(SHORT TASK)
Pictures aside, write out every record exactly as it appears.

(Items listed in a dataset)
((

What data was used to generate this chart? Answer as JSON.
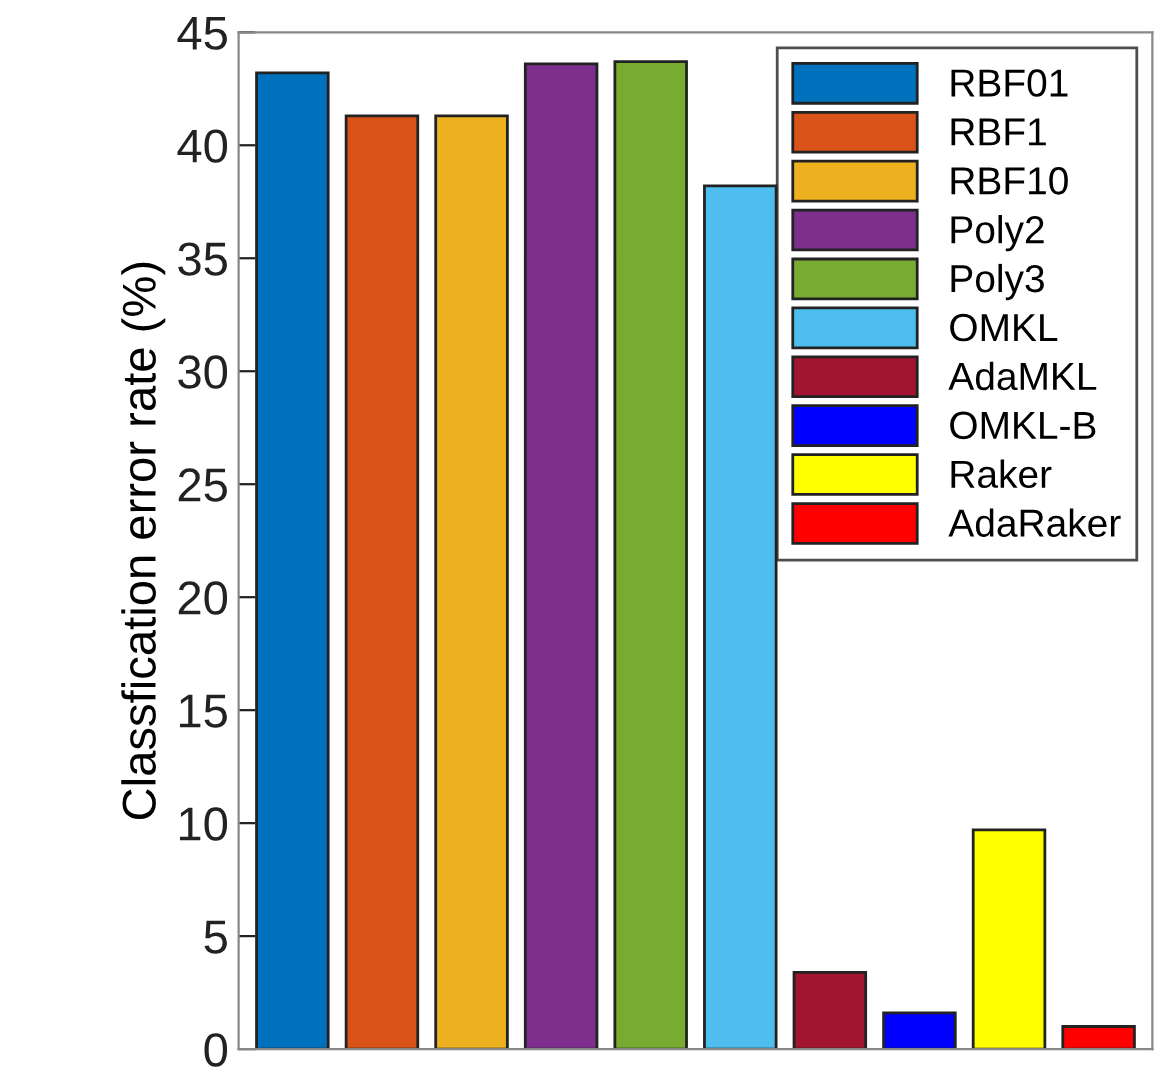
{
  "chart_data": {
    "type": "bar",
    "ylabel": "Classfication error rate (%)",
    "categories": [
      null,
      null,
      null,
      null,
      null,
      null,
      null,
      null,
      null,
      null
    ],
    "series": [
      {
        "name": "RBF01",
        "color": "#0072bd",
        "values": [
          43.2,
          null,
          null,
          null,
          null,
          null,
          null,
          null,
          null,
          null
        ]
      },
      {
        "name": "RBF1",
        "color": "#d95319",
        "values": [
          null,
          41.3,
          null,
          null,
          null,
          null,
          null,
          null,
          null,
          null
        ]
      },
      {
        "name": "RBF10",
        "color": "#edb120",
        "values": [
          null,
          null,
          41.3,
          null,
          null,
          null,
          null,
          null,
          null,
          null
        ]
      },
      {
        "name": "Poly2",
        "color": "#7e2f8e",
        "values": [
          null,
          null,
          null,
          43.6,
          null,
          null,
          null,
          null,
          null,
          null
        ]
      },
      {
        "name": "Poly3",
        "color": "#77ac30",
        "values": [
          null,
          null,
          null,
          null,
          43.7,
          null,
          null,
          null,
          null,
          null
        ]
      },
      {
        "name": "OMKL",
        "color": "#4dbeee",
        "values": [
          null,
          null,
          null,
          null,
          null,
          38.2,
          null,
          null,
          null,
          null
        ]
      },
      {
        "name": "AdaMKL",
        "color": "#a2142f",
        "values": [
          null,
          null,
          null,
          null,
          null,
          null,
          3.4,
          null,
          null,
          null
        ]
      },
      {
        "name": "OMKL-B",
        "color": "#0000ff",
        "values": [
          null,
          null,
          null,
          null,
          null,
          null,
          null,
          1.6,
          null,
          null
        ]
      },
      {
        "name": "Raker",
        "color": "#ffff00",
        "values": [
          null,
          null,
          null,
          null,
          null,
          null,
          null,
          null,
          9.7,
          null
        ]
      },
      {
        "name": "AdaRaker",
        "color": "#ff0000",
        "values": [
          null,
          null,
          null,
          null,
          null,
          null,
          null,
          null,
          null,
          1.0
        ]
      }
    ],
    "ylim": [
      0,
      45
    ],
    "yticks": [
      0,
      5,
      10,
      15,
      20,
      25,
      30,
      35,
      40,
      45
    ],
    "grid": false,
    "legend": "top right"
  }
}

))

(REPLY)
What data was used to generate this chart? Answer as JSON.
{
  "chart_data": {
    "type": "bar",
    "ylabel": "Classfication error rate (%)",
    "categories": [
      null,
      null,
      null,
      null,
      null,
      null,
      null,
      null,
      null,
      null
    ],
    "series": [
      {
        "name": "RBF01",
        "color": "#0072bd",
        "values": [
          43.2,
          null,
          null,
          null,
          null,
          null,
          null,
          null,
          null,
          null
        ]
      },
      {
        "name": "RBF1",
        "color": "#d95319",
        "values": [
          null,
          41.3,
          null,
          null,
          null,
          null,
          null,
          null,
          null,
          null
        ]
      },
      {
        "name": "RBF10",
        "color": "#edb120",
        "values": [
          null,
          null,
          41.3,
          null,
          null,
          null,
          null,
          null,
          null,
          null
        ]
      },
      {
        "name": "Poly2",
        "color": "#7e2f8e",
        "values": [
          null,
          null,
          null,
          43.6,
          null,
          null,
          null,
          null,
          null,
          null
        ]
      },
      {
        "name": "Poly3",
        "color": "#77ac30",
        "values": [
          null,
          null,
          null,
          null,
          43.7,
          null,
          null,
          null,
          null,
          null
        ]
      },
      {
        "name": "OMKL",
        "color": "#4dbeee",
        "values": [
          null,
          null,
          null,
          null,
          null,
          38.2,
          null,
          null,
          null,
          null
        ]
      },
      {
        "name": "AdaMKL",
        "color": "#a2142f",
        "values": [
          null,
          null,
          null,
          null,
          null,
          null,
          3.4,
          null,
          null,
          null
        ]
      },
      {
        "name": "OMKL-B",
        "color": "#0000ff",
        "values": [
          null,
          null,
          null,
          null,
          null,
          null,
          null,
          1.6,
          null,
          null
        ]
      },
      {
        "name": "Raker",
        "color": "#ffff00",
        "values": [
          null,
          null,
          null,
          null,
          null,
          null,
          null,
          null,
          9.7,
          null
        ]
      },
      {
        "name": "AdaRaker",
        "color": "#ff0000",
        "values": [
          null,
          null,
          null,
          null,
          null,
          null,
          null,
          null,
          null,
          1.0
        ]
      }
    ],
    "ylim": [
      0,
      45
    ],
    "yticks": [
      0,
      5,
      10,
      15,
      20,
      25,
      30,
      35,
      40,
      45
    ],
    "grid": false,
    "legend": "top right"
  }
}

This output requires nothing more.